- Work to complete: Gather every line from the entries below that includes "structure".

• • • •

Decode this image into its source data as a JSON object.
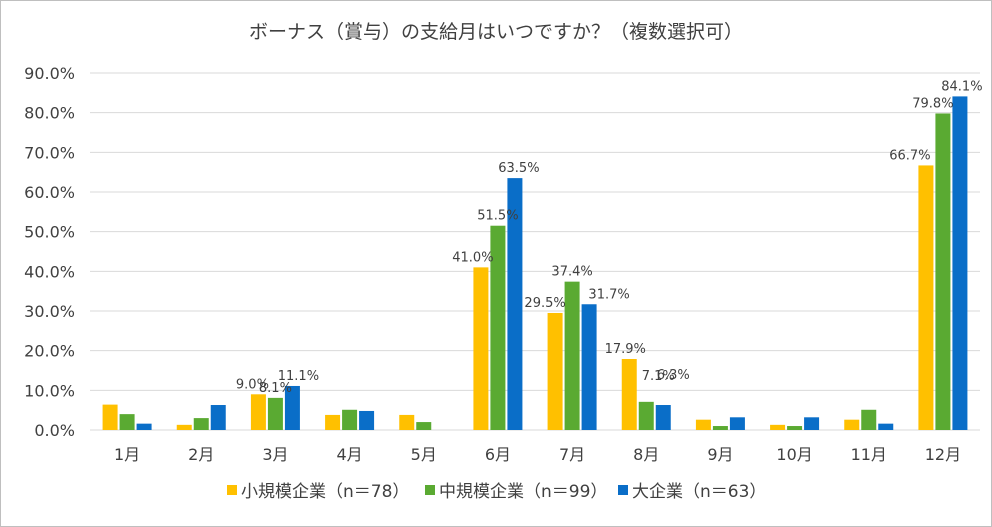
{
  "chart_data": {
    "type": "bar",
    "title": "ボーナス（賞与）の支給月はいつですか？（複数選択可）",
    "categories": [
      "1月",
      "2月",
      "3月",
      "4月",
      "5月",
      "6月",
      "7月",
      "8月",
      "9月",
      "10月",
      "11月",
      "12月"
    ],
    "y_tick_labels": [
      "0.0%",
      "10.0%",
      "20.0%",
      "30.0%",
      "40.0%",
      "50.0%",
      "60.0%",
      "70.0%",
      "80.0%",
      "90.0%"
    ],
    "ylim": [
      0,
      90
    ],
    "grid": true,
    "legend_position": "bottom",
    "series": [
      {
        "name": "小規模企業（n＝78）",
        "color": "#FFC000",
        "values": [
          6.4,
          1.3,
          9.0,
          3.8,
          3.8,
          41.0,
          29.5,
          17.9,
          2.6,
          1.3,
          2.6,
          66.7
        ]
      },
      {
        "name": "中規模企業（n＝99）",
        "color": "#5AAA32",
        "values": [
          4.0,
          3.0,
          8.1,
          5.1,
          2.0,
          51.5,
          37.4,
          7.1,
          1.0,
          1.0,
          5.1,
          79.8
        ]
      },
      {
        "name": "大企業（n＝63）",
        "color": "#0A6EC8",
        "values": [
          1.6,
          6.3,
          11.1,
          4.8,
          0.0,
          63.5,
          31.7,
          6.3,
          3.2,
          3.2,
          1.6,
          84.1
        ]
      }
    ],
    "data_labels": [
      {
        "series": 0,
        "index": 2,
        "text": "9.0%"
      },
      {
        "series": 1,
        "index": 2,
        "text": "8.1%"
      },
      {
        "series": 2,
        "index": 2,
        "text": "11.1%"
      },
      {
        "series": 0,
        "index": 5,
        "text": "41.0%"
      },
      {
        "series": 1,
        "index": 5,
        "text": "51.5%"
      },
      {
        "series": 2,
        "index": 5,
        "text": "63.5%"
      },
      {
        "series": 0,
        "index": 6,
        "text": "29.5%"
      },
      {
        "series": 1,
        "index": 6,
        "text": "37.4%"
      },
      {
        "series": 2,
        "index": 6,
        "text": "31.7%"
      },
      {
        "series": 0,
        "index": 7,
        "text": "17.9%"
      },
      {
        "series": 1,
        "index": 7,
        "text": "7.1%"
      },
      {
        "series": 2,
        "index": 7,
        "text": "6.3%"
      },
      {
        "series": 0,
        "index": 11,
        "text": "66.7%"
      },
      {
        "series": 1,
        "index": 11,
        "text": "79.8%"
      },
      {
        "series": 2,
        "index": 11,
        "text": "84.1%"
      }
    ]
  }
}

• • • •

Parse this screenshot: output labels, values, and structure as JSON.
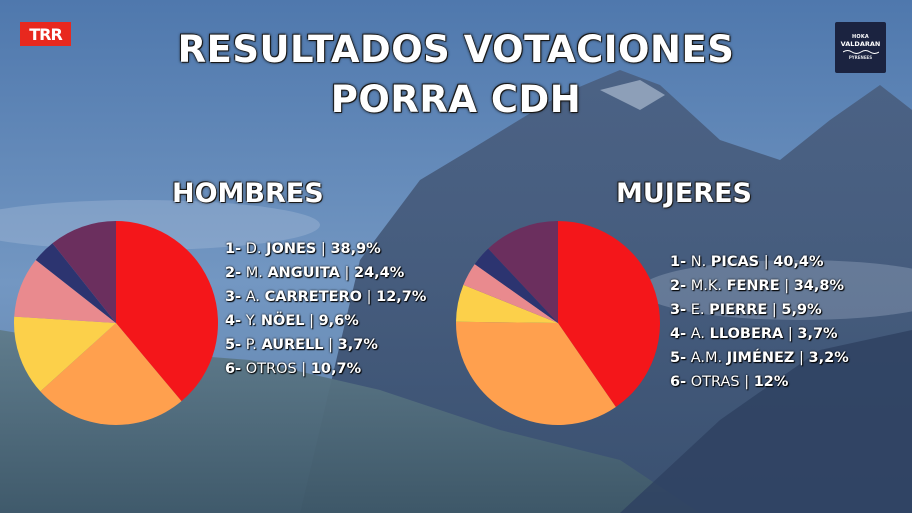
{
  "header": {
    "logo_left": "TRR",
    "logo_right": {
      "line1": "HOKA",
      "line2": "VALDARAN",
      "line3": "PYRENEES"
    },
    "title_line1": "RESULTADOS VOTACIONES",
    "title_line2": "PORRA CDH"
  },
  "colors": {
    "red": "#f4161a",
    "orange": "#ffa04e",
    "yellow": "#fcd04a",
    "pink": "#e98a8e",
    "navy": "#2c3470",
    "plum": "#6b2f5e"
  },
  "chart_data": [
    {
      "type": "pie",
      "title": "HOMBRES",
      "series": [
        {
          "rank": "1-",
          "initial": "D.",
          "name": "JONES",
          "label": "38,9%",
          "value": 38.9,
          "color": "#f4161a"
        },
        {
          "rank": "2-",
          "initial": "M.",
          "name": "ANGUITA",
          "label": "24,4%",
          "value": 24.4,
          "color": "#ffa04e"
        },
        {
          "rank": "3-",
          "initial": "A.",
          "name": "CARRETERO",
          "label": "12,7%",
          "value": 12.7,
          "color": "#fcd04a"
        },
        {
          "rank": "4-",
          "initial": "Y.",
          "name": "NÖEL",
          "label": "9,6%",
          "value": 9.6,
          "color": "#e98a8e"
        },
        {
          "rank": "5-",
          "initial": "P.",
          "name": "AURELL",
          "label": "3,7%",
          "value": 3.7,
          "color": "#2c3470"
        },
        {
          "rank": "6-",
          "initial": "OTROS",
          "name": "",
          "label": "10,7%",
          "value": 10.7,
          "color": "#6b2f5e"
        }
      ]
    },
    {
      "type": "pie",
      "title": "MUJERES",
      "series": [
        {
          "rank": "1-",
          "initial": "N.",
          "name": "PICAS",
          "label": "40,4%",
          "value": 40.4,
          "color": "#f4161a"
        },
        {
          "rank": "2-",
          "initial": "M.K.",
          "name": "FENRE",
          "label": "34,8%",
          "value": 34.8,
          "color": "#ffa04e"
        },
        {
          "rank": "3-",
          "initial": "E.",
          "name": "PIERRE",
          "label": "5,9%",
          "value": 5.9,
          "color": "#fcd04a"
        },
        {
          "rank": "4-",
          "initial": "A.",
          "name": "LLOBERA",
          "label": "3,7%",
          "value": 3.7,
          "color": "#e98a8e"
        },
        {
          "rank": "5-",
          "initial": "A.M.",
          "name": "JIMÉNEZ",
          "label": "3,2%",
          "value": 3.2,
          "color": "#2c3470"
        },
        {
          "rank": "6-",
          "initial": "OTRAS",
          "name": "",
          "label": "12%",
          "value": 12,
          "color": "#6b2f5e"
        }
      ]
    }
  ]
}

• • • •

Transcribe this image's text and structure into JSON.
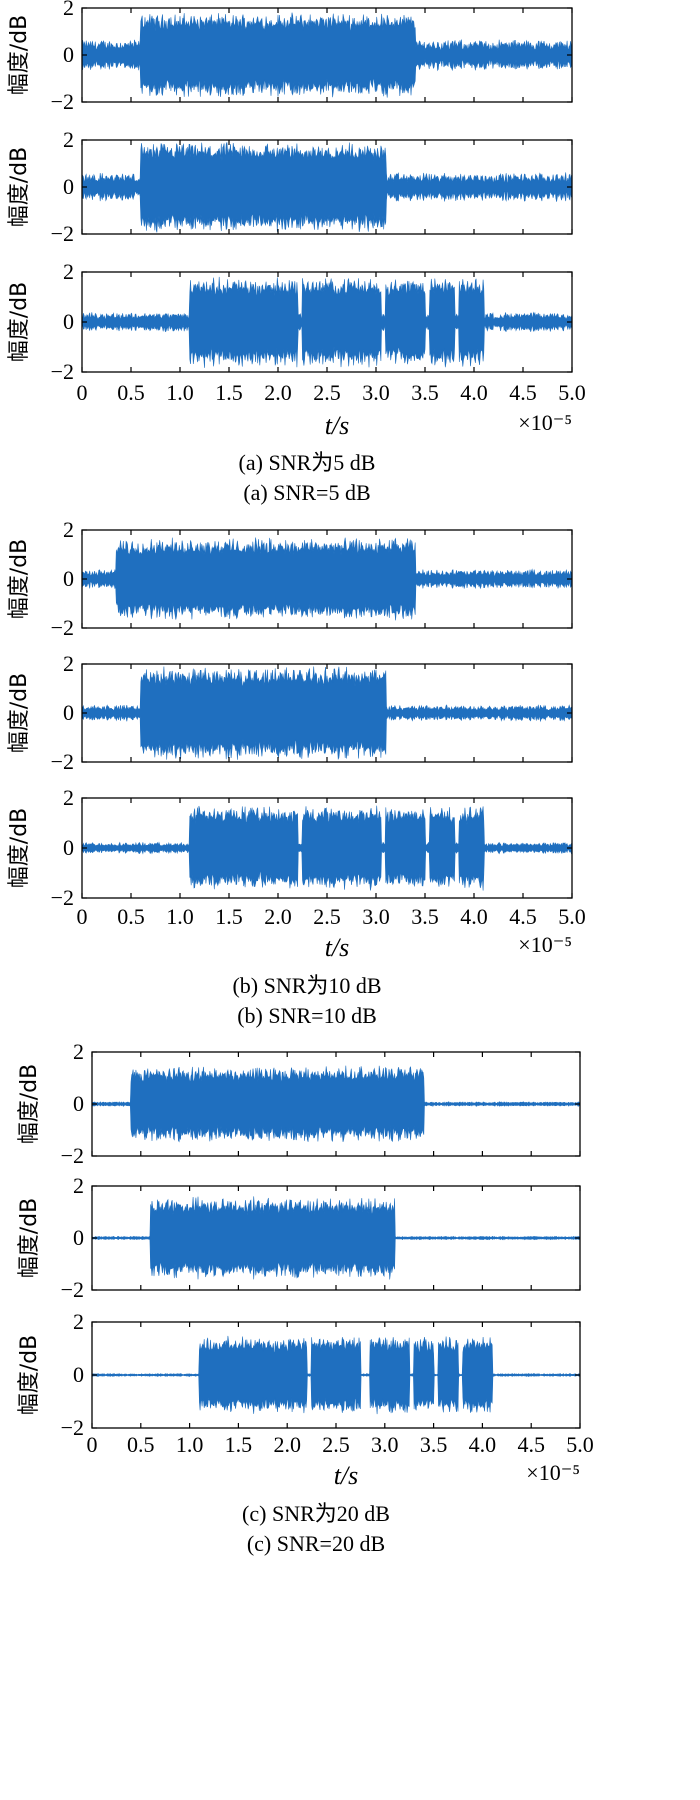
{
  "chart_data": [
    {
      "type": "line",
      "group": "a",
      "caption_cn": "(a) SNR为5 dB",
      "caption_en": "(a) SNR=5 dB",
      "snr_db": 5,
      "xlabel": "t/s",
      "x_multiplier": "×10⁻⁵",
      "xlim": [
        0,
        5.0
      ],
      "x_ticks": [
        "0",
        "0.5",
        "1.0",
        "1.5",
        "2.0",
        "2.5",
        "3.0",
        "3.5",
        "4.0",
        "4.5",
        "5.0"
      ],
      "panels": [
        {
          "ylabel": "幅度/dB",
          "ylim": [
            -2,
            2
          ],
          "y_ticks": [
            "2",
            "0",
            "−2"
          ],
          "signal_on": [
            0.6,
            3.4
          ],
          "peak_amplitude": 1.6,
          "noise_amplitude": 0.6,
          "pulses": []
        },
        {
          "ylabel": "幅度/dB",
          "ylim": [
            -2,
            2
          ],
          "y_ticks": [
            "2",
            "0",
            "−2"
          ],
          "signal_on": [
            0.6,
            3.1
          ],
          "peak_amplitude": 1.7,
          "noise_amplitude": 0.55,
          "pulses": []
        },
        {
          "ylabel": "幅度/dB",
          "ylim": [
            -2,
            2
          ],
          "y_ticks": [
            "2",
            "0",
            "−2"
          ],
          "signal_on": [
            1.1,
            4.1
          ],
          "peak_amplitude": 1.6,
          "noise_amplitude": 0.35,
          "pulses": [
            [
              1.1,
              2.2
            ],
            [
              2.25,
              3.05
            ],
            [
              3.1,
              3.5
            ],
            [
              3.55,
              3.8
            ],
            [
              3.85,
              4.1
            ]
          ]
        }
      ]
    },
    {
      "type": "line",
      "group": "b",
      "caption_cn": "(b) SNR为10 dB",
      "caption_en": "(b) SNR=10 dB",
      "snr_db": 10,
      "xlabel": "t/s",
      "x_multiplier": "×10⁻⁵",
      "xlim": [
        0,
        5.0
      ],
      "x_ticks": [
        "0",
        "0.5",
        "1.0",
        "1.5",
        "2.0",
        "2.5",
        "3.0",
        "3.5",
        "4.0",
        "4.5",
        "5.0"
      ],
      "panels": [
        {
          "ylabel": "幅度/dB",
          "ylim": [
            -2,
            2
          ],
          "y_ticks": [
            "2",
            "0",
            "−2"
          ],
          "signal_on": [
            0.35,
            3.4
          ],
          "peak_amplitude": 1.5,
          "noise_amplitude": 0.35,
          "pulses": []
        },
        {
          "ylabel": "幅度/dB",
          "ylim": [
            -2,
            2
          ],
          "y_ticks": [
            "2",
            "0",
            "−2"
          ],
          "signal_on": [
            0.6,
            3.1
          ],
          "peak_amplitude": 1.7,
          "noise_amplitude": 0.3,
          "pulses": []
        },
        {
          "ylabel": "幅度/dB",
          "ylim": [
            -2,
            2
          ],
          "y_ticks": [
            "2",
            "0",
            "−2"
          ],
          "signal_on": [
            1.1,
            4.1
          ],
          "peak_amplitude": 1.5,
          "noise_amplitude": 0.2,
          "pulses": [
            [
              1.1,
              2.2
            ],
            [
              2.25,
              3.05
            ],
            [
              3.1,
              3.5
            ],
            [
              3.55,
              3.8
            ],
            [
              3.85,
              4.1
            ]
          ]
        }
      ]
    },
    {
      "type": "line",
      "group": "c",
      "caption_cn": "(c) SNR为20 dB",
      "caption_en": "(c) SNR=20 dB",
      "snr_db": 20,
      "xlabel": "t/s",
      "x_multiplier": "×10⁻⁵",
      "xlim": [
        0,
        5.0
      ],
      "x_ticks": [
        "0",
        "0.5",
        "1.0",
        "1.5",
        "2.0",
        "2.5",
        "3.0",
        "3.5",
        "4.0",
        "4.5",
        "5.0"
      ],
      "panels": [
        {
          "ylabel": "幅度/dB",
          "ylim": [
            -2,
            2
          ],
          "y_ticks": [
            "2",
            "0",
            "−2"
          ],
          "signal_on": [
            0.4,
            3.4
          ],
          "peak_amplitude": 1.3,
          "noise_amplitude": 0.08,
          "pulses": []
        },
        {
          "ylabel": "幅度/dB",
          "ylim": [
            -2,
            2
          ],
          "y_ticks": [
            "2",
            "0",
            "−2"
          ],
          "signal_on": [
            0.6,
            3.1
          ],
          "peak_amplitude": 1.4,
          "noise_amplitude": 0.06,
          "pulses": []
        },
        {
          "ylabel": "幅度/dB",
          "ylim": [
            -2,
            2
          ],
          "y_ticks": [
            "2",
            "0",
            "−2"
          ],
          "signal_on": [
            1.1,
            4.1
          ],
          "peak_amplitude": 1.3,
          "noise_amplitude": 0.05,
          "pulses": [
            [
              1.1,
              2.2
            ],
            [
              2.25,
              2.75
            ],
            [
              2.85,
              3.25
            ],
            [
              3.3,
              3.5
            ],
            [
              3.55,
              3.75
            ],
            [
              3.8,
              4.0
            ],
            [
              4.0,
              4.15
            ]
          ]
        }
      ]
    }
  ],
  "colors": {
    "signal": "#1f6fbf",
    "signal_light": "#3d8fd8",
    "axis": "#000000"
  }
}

• • • •

- Exercise solution:
Parse this screenshot: output labels, values, and structure as JSON.
Transcribe this image's text and structure into JSON.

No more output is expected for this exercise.